• _Work required_: Every line below must be reproduced exactly. Copy them all.

[Dataset entries on figures]

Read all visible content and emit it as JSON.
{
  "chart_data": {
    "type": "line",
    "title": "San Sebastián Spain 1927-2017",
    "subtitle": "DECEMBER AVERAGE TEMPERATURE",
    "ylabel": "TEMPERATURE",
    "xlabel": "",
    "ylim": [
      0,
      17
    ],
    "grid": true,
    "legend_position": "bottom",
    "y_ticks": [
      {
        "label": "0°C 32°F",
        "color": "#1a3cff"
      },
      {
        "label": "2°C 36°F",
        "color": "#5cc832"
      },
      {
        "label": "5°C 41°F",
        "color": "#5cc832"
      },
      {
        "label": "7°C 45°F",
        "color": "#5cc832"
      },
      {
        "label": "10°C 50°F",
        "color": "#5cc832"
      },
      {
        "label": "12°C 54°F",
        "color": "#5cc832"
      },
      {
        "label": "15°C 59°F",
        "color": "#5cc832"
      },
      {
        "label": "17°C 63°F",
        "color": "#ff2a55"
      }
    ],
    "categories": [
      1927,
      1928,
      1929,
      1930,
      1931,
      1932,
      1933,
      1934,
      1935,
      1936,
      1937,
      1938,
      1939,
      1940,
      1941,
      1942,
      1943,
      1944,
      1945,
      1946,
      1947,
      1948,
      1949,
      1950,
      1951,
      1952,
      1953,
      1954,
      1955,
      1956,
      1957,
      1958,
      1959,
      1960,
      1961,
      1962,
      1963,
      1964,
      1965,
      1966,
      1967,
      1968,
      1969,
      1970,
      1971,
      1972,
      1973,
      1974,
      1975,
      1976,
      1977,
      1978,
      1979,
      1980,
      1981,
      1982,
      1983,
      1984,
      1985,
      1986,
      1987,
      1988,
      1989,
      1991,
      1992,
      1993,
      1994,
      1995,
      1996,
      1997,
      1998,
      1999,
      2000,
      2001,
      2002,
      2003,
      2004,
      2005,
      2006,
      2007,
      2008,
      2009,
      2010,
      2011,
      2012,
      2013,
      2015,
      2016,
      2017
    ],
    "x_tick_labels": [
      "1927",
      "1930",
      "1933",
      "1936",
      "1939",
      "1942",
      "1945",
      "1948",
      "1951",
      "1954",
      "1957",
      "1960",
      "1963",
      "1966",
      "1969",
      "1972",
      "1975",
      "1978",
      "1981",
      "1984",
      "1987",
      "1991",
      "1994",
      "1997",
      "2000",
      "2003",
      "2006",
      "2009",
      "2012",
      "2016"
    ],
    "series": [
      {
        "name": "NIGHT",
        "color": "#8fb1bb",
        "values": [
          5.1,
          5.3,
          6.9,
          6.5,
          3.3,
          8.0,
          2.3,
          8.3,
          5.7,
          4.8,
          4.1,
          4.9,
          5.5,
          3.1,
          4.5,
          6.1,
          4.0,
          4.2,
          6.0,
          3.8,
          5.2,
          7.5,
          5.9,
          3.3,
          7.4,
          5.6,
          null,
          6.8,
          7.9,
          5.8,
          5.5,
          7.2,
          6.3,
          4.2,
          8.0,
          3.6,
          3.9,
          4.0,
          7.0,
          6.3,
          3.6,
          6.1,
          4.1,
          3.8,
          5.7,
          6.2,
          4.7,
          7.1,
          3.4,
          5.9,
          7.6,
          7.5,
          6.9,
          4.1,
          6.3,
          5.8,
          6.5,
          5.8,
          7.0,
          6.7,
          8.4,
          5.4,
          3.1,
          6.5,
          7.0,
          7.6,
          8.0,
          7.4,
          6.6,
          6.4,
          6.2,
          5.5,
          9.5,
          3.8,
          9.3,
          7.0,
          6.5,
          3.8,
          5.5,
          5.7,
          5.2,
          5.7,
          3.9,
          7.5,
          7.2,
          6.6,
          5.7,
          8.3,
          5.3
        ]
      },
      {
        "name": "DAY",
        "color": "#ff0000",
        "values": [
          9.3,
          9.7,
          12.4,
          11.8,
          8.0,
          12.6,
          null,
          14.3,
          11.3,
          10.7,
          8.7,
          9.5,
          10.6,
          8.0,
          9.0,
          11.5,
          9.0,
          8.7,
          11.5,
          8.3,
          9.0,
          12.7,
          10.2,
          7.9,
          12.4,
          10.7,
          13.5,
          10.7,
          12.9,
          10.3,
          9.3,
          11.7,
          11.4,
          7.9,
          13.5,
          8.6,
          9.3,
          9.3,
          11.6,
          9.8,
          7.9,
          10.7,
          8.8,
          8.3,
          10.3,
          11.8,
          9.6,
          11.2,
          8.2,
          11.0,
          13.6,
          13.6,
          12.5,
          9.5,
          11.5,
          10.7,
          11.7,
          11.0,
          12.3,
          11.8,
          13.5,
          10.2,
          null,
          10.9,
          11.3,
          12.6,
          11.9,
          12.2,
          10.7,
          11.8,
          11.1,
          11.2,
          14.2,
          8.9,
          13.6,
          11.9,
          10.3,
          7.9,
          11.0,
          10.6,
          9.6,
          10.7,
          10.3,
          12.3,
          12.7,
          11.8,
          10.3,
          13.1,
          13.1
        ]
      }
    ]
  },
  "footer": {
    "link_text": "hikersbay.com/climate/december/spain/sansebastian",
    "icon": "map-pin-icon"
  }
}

• _Result for this task_:
Read all visible content and emit it as JSON.
{
  "chart_data": {
    "type": "line",
    "title": "San Sebastián Spain 1927-2017",
    "subtitle": "DECEMBER AVERAGE TEMPERATURE",
    "ylabel": "TEMPERATURE",
    "xlabel": "",
    "ylim": [
      0,
      17
    ],
    "grid": true,
    "legend_position": "bottom",
    "y_ticks": [
      {
        "label": "0°C 32°F",
        "color": "#1a3cff"
      },
      {
        "label": "2°C 36°F",
        "color": "#5cc832"
      },
      {
        "label": "5°C 41°F",
        "color": "#5cc832"
      },
      {
        "label": "7°C 45°F",
        "color": "#5cc832"
      },
      {
        "label": "10°C 50°F",
        "color": "#5cc832"
      },
      {
        "label": "12°C 54°F",
        "color": "#5cc832"
      },
      {
        "label": "15°C 59°F",
        "color": "#5cc832"
      },
      {
        "label": "17°C 63°F",
        "color": "#ff2a55"
      }
    ],
    "categories": [
      1927,
      1928,
      1929,
      1930,
      1931,
      1932,
      1933,
      1934,
      1935,
      1936,
      1937,
      1938,
      1939,
      1940,
      1941,
      1942,
      1943,
      1944,
      1945,
      1946,
      1947,
      1948,
      1949,
      1950,
      1951,
      1952,
      1953,
      1954,
      1955,
      1956,
      1957,
      1958,
      1959,
      1960,
      1961,
      1962,
      1963,
      1964,
      1965,
      1966,
      1967,
      1968,
      1969,
      1970,
      1971,
      1972,
      1973,
      1974,
      1975,
      1976,
      1977,
      1978,
      1979,
      1980,
      1981,
      1982,
      1983,
      1984,
      1985,
      1986,
      1987,
      1988,
      1989,
      1991,
      1992,
      1993,
      1994,
      1995,
      1996,
      1997,
      1998,
      1999,
      2000,
      2001,
      2002,
      2003,
      2004,
      2005,
      2006,
      2007,
      2008,
      2009,
      2010,
      2011,
      2012,
      2013,
      2015,
      2016,
      2017
    ],
    "x_tick_labels": [
      "1927",
      "1930",
      "1933",
      "1936",
      "1939",
      "1942",
      "1945",
      "1948",
      "1951",
      "1954",
      "1957",
      "1960",
      "1963",
      "1966",
      "1969",
      "1972",
      "1975",
      "1978",
      "1981",
      "1984",
      "1987",
      "1991",
      "1994",
      "1997",
      "2000",
      "2003",
      "2006",
      "2009",
      "2012",
      "2016"
    ],
    "series": [
      {
        "name": "NIGHT",
        "color": "#8fb1bb",
        "values": [
          5.1,
          5.3,
          6.9,
          6.5,
          3.3,
          8.0,
          2.3,
          8.3,
          5.7,
          4.8,
          4.1,
          4.9,
          5.5,
          3.1,
          4.5,
          6.1,
          4.0,
          4.2,
          6.0,
          3.8,
          5.2,
          7.5,
          5.9,
          3.3,
          7.4,
          5.6,
          null,
          6.8,
          7.9,
          5.8,
          5.5,
          7.2,
          6.3,
          4.2,
          8.0,
          3.6,
          3.9,
          4.0,
          7.0,
          6.3,
          3.6,
          6.1,
          4.1,
          3.8,
          5.7,
          6.2,
          4.7,
          7.1,
          3.4,
          5.9,
          7.6,
          7.5,
          6.9,
          4.1,
          6.3,
          5.8,
          6.5,
          5.8,
          7.0,
          6.7,
          8.4,
          5.4,
          3.1,
          6.5,
          7.0,
          7.6,
          8.0,
          7.4,
          6.6,
          6.4,
          6.2,
          5.5,
          9.5,
          3.8,
          9.3,
          7.0,
          6.5,
          3.8,
          5.5,
          5.7,
          5.2,
          5.7,
          3.9,
          7.5,
          7.2,
          6.6,
          5.7,
          8.3,
          5.3
        ]
      },
      {
        "name": "DAY",
        "color": "#ff0000",
        "values": [
          9.3,
          9.7,
          12.4,
          11.8,
          8.0,
          12.6,
          null,
          14.3,
          11.3,
          10.7,
          8.7,
          9.5,
          10.6,
          8.0,
          9.0,
          11.5,
          9.0,
          8.7,
          11.5,
          8.3,
          9.0,
          12.7,
          10.2,
          7.9,
          12.4,
          10.7,
          13.5,
          10.7,
          12.9,
          10.3,
          9.3,
          11.7,
          11.4,
          7.9,
          13.5,
          8.6,
          9.3,
          9.3,
          11.6,
          9.8,
          7.9,
          10.7,
          8.8,
          8.3,
          10.3,
          11.8,
          9.6,
          11.2,
          8.2,
          11.0,
          13.6,
          13.6,
          12.5,
          9.5,
          11.5,
          10.7,
          11.7,
          11.0,
          12.3,
          11.8,
          13.5,
          10.2,
          null,
          10.9,
          11.3,
          12.6,
          11.9,
          12.2,
          10.7,
          11.8,
          11.1,
          11.2,
          14.2,
          8.9,
          13.6,
          11.9,
          10.3,
          7.9,
          11.0,
          10.6,
          9.6,
          10.7,
          10.3,
          12.3,
          12.7,
          11.8,
          10.3,
          13.1,
          13.1
        ]
      }
    ]
  },
  "footer": {
    "link_text": "hikersbay.com/climate/december/spain/sansebastian",
    "icon": "map-pin-icon"
  }
}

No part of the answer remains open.